• _Entries supplied_

—————

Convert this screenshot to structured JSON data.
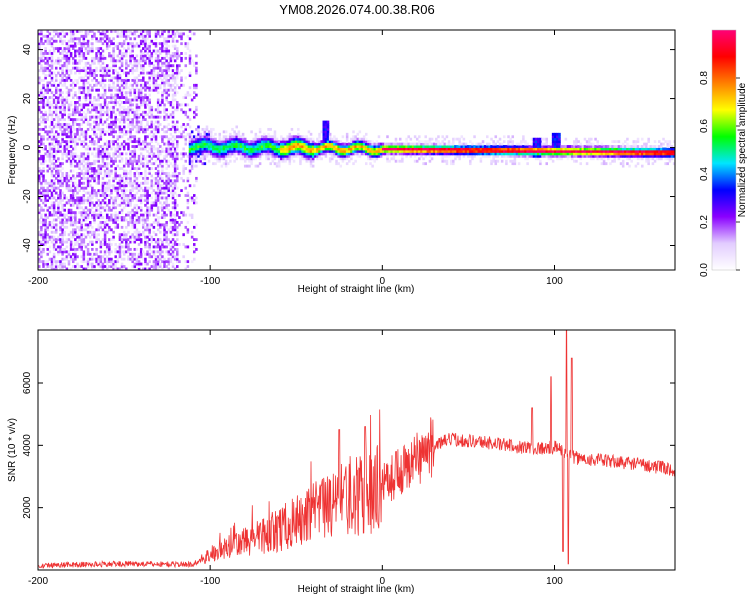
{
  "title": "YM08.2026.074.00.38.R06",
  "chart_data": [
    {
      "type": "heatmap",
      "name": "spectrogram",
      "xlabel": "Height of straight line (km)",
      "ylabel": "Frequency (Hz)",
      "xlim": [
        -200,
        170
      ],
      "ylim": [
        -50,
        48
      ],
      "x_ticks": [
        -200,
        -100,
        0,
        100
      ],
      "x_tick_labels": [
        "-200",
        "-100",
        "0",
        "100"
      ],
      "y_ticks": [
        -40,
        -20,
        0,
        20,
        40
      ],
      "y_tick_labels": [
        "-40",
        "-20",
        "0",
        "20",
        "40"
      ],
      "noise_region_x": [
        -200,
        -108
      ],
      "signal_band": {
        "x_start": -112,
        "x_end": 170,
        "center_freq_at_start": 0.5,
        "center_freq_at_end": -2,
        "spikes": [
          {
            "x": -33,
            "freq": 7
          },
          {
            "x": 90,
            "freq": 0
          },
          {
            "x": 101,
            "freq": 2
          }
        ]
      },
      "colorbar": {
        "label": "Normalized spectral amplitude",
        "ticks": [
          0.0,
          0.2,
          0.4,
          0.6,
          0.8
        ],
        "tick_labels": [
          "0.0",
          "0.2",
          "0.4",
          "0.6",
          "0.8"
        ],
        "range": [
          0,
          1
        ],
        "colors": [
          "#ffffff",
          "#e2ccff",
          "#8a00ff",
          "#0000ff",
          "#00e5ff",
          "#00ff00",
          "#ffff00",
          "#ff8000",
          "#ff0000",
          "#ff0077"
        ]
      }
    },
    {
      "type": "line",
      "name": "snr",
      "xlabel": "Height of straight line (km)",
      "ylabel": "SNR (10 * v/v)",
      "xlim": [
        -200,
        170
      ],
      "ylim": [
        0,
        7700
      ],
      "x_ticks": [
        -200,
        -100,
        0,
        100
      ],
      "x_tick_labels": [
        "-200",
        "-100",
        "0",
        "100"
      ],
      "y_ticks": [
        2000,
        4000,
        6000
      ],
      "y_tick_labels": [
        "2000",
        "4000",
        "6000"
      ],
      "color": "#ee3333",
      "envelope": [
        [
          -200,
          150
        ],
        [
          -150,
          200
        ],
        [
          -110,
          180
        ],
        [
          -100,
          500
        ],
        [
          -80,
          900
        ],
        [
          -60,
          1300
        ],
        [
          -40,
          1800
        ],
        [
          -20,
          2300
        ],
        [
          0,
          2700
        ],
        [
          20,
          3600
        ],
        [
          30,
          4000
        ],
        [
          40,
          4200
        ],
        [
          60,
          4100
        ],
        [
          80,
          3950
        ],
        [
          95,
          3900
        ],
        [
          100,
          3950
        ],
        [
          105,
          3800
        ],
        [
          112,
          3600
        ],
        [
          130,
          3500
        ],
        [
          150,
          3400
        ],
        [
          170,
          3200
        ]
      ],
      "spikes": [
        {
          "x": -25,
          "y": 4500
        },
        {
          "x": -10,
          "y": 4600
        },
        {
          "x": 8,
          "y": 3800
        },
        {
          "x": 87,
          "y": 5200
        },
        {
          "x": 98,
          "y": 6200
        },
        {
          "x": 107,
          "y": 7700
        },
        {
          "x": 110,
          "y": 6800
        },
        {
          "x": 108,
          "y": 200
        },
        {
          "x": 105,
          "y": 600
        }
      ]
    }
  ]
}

—————

• _To do_
Print all of the records shown above exactly, leaving out each picture.

• _Problem solution_
Convert this screenshot to structured JSON data.
{
  "title": "YM08.2026.074.00.38.R06",
  "chart_data": [
    {
      "type": "heatmap",
      "name": "spectrogram",
      "xlabel": "Height of straight line (km)",
      "ylabel": "Frequency (Hz)",
      "xlim": [
        -200,
        170
      ],
      "ylim": [
        -50,
        48
      ],
      "x_ticks": [
        -200,
        -100,
        0,
        100
      ],
      "x_tick_labels": [
        "-200",
        "-100",
        "0",
        "100"
      ],
      "y_ticks": [
        -40,
        -20,
        0,
        20,
        40
      ],
      "y_tick_labels": [
        "-40",
        "-20",
        "0",
        "20",
        "40"
      ],
      "noise_region_x": [
        -200,
        -108
      ],
      "signal_band": {
        "x_start": -112,
        "x_end": 170,
        "center_freq_at_start": 0.5,
        "center_freq_at_end": -2,
        "spikes": [
          {
            "x": -33,
            "freq": 7
          },
          {
            "x": 90,
            "freq": 0
          },
          {
            "x": 101,
            "freq": 2
          }
        ]
      },
      "colorbar": {
        "label": "Normalized spectral amplitude",
        "ticks": [
          0.0,
          0.2,
          0.4,
          0.6,
          0.8
        ],
        "tick_labels": [
          "0.0",
          "0.2",
          "0.4",
          "0.6",
          "0.8"
        ],
        "range": [
          0,
          1
        ],
        "colors": [
          "#ffffff",
          "#e2ccff",
          "#8a00ff",
          "#0000ff",
          "#00e5ff",
          "#00ff00",
          "#ffff00",
          "#ff8000",
          "#ff0000",
          "#ff0077"
        ]
      }
    },
    {
      "type": "line",
      "name": "snr",
      "xlabel": "Height of straight line (km)",
      "ylabel": "SNR (10 * v/v)",
      "xlim": [
        -200,
        170
      ],
      "ylim": [
        0,
        7700
      ],
      "x_ticks": [
        -200,
        -100,
        0,
        100
      ],
      "x_tick_labels": [
        "-200",
        "-100",
        "0",
        "100"
      ],
      "y_ticks": [
        2000,
        4000,
        6000
      ],
      "y_tick_labels": [
        "2000",
        "4000",
        "6000"
      ],
      "color": "#ee3333",
      "envelope": [
        [
          -200,
          150
        ],
        [
          -150,
          200
        ],
        [
          -110,
          180
        ],
        [
          -100,
          500
        ],
        [
          -80,
          900
        ],
        [
          -60,
          1300
        ],
        [
          -40,
          1800
        ],
        [
          -20,
          2300
        ],
        [
          0,
          2700
        ],
        [
          20,
          3600
        ],
        [
          30,
          4000
        ],
        [
          40,
          4200
        ],
        [
          60,
          4100
        ],
        [
          80,
          3950
        ],
        [
          95,
          3900
        ],
        [
          100,
          3950
        ],
        [
          105,
          3800
        ],
        [
          112,
          3600
        ],
        [
          130,
          3500
        ],
        [
          150,
          3400
        ],
        [
          170,
          3200
        ]
      ],
      "spikes": [
        {
          "x": -25,
          "y": 4500
        },
        {
          "x": -10,
          "y": 4600
        },
        {
          "x": 8,
          "y": 3800
        },
        {
          "x": 87,
          "y": 5200
        },
        {
          "x": 98,
          "y": 6200
        },
        {
          "x": 107,
          "y": 7700
        },
        {
          "x": 110,
          "y": 6800
        },
        {
          "x": 108,
          "y": 200
        },
        {
          "x": 105,
          "y": 600
        }
      ]
    }
  ]
}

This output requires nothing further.